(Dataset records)
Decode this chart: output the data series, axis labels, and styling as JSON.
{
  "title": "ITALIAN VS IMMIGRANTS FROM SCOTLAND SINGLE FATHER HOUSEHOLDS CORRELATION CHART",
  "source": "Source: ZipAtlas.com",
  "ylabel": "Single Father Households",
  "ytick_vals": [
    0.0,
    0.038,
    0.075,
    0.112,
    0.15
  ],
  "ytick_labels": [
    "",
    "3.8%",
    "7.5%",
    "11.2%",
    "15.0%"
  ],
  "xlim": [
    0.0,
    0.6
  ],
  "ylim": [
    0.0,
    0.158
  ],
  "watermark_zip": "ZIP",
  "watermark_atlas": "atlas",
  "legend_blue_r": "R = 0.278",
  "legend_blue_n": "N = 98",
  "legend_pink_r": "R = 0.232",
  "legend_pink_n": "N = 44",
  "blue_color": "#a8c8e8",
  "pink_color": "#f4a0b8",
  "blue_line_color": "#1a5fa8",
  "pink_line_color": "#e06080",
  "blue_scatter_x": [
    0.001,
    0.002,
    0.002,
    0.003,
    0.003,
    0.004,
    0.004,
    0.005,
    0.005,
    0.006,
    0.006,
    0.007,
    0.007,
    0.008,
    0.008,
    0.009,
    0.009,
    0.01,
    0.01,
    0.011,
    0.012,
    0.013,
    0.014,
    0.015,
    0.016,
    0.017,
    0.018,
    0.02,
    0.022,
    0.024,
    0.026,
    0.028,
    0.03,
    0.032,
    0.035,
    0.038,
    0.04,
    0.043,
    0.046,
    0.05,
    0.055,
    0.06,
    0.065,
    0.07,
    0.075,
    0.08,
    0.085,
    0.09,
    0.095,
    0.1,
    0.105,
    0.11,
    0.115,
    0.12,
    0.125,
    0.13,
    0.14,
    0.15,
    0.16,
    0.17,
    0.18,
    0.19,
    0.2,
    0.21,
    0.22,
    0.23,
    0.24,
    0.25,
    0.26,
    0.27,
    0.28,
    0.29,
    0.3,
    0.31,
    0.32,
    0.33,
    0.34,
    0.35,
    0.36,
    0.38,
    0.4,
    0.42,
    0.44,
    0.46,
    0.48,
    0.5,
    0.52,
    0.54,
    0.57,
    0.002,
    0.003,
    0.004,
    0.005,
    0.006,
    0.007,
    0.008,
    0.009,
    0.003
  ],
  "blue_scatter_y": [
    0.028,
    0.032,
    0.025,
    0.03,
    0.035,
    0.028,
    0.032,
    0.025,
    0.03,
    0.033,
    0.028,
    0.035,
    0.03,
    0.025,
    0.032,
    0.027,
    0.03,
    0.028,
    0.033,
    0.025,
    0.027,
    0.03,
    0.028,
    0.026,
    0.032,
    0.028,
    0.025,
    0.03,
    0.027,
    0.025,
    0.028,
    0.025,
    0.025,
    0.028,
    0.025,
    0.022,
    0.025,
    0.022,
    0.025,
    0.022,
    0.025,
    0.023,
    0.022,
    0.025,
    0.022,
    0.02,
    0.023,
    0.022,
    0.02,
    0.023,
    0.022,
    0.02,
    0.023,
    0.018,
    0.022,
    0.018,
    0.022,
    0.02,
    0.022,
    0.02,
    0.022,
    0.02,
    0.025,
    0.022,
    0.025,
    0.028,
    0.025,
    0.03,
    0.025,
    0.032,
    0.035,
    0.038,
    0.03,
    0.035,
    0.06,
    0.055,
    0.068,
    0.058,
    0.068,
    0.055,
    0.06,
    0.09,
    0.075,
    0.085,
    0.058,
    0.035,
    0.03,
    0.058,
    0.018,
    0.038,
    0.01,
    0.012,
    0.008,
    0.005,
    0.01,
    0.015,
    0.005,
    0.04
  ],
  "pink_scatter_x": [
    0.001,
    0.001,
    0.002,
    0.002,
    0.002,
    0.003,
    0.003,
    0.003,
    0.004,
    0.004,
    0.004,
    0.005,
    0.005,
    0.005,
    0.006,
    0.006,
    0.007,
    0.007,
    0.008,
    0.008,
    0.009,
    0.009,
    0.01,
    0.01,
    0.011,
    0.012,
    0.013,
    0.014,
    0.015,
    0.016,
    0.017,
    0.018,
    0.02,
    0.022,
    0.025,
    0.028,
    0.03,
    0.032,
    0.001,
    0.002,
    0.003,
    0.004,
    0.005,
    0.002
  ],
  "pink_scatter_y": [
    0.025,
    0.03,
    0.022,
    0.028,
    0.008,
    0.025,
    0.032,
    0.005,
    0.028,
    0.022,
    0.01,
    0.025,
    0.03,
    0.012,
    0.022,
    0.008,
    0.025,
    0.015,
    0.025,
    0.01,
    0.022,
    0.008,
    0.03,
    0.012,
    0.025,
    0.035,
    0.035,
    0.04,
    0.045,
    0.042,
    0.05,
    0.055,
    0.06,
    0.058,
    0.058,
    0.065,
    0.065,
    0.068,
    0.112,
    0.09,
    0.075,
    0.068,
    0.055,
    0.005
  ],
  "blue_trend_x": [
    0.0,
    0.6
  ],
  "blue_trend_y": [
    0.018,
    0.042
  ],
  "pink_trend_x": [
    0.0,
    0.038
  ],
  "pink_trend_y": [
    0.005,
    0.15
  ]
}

▶ TASK GOAL
Extract the entries above verbatim.

▶ SOLUTION FOR THIS TASK
Decode this chart: output the data series, axis labels, and styling as JSON.
{
  "title": "ITALIAN VS IMMIGRANTS FROM SCOTLAND SINGLE FATHER HOUSEHOLDS CORRELATION CHART",
  "source": "Source: ZipAtlas.com",
  "ylabel": "Single Father Households",
  "ytick_vals": [
    0.0,
    0.038,
    0.075,
    0.112,
    0.15
  ],
  "ytick_labels": [
    "",
    "3.8%",
    "7.5%",
    "11.2%",
    "15.0%"
  ],
  "xlim": [
    0.0,
    0.6
  ],
  "ylim": [
    0.0,
    0.158
  ],
  "watermark_zip": "ZIP",
  "watermark_atlas": "atlas",
  "legend_blue_r": "R = 0.278",
  "legend_blue_n": "N = 98",
  "legend_pink_r": "R = 0.232",
  "legend_pink_n": "N = 44",
  "blue_color": "#a8c8e8",
  "pink_color": "#f4a0b8",
  "blue_line_color": "#1a5fa8",
  "pink_line_color": "#e06080",
  "blue_scatter_x": [
    0.001,
    0.002,
    0.002,
    0.003,
    0.003,
    0.004,
    0.004,
    0.005,
    0.005,
    0.006,
    0.006,
    0.007,
    0.007,
    0.008,
    0.008,
    0.009,
    0.009,
    0.01,
    0.01,
    0.011,
    0.012,
    0.013,
    0.014,
    0.015,
    0.016,
    0.017,
    0.018,
    0.02,
    0.022,
    0.024,
    0.026,
    0.028,
    0.03,
    0.032,
    0.035,
    0.038,
    0.04,
    0.043,
    0.046,
    0.05,
    0.055,
    0.06,
    0.065,
    0.07,
    0.075,
    0.08,
    0.085,
    0.09,
    0.095,
    0.1,
    0.105,
    0.11,
    0.115,
    0.12,
    0.125,
    0.13,
    0.14,
    0.15,
    0.16,
    0.17,
    0.18,
    0.19,
    0.2,
    0.21,
    0.22,
    0.23,
    0.24,
    0.25,
    0.26,
    0.27,
    0.28,
    0.29,
    0.3,
    0.31,
    0.32,
    0.33,
    0.34,
    0.35,
    0.36,
    0.38,
    0.4,
    0.42,
    0.44,
    0.46,
    0.48,
    0.5,
    0.52,
    0.54,
    0.57,
    0.002,
    0.003,
    0.004,
    0.005,
    0.006,
    0.007,
    0.008,
    0.009,
    0.003
  ],
  "blue_scatter_y": [
    0.028,
    0.032,
    0.025,
    0.03,
    0.035,
    0.028,
    0.032,
    0.025,
    0.03,
    0.033,
    0.028,
    0.035,
    0.03,
    0.025,
    0.032,
    0.027,
    0.03,
    0.028,
    0.033,
    0.025,
    0.027,
    0.03,
    0.028,
    0.026,
    0.032,
    0.028,
    0.025,
    0.03,
    0.027,
    0.025,
    0.028,
    0.025,
    0.025,
    0.028,
    0.025,
    0.022,
    0.025,
    0.022,
    0.025,
    0.022,
    0.025,
    0.023,
    0.022,
    0.025,
    0.022,
    0.02,
    0.023,
    0.022,
    0.02,
    0.023,
    0.022,
    0.02,
    0.023,
    0.018,
    0.022,
    0.018,
    0.022,
    0.02,
    0.022,
    0.02,
    0.022,
    0.02,
    0.025,
    0.022,
    0.025,
    0.028,
    0.025,
    0.03,
    0.025,
    0.032,
    0.035,
    0.038,
    0.03,
    0.035,
    0.06,
    0.055,
    0.068,
    0.058,
    0.068,
    0.055,
    0.06,
    0.09,
    0.075,
    0.085,
    0.058,
    0.035,
    0.03,
    0.058,
    0.018,
    0.038,
    0.01,
    0.012,
    0.008,
    0.005,
    0.01,
    0.015,
    0.005,
    0.04
  ],
  "pink_scatter_x": [
    0.001,
    0.001,
    0.002,
    0.002,
    0.002,
    0.003,
    0.003,
    0.003,
    0.004,
    0.004,
    0.004,
    0.005,
    0.005,
    0.005,
    0.006,
    0.006,
    0.007,
    0.007,
    0.008,
    0.008,
    0.009,
    0.009,
    0.01,
    0.01,
    0.011,
    0.012,
    0.013,
    0.014,
    0.015,
    0.016,
    0.017,
    0.018,
    0.02,
    0.022,
    0.025,
    0.028,
    0.03,
    0.032,
    0.001,
    0.002,
    0.003,
    0.004,
    0.005,
    0.002
  ],
  "pink_scatter_y": [
    0.025,
    0.03,
    0.022,
    0.028,
    0.008,
    0.025,
    0.032,
    0.005,
    0.028,
    0.022,
    0.01,
    0.025,
    0.03,
    0.012,
    0.022,
    0.008,
    0.025,
    0.015,
    0.025,
    0.01,
    0.022,
    0.008,
    0.03,
    0.012,
    0.025,
    0.035,
    0.035,
    0.04,
    0.045,
    0.042,
    0.05,
    0.055,
    0.06,
    0.058,
    0.058,
    0.065,
    0.065,
    0.068,
    0.112,
    0.09,
    0.075,
    0.068,
    0.055,
    0.005
  ],
  "blue_trend_x": [
    0.0,
    0.6
  ],
  "blue_trend_y": [
    0.018,
    0.042
  ],
  "pink_trend_x": [
    0.0,
    0.038
  ],
  "pink_trend_y": [
    0.005,
    0.15
  ]
}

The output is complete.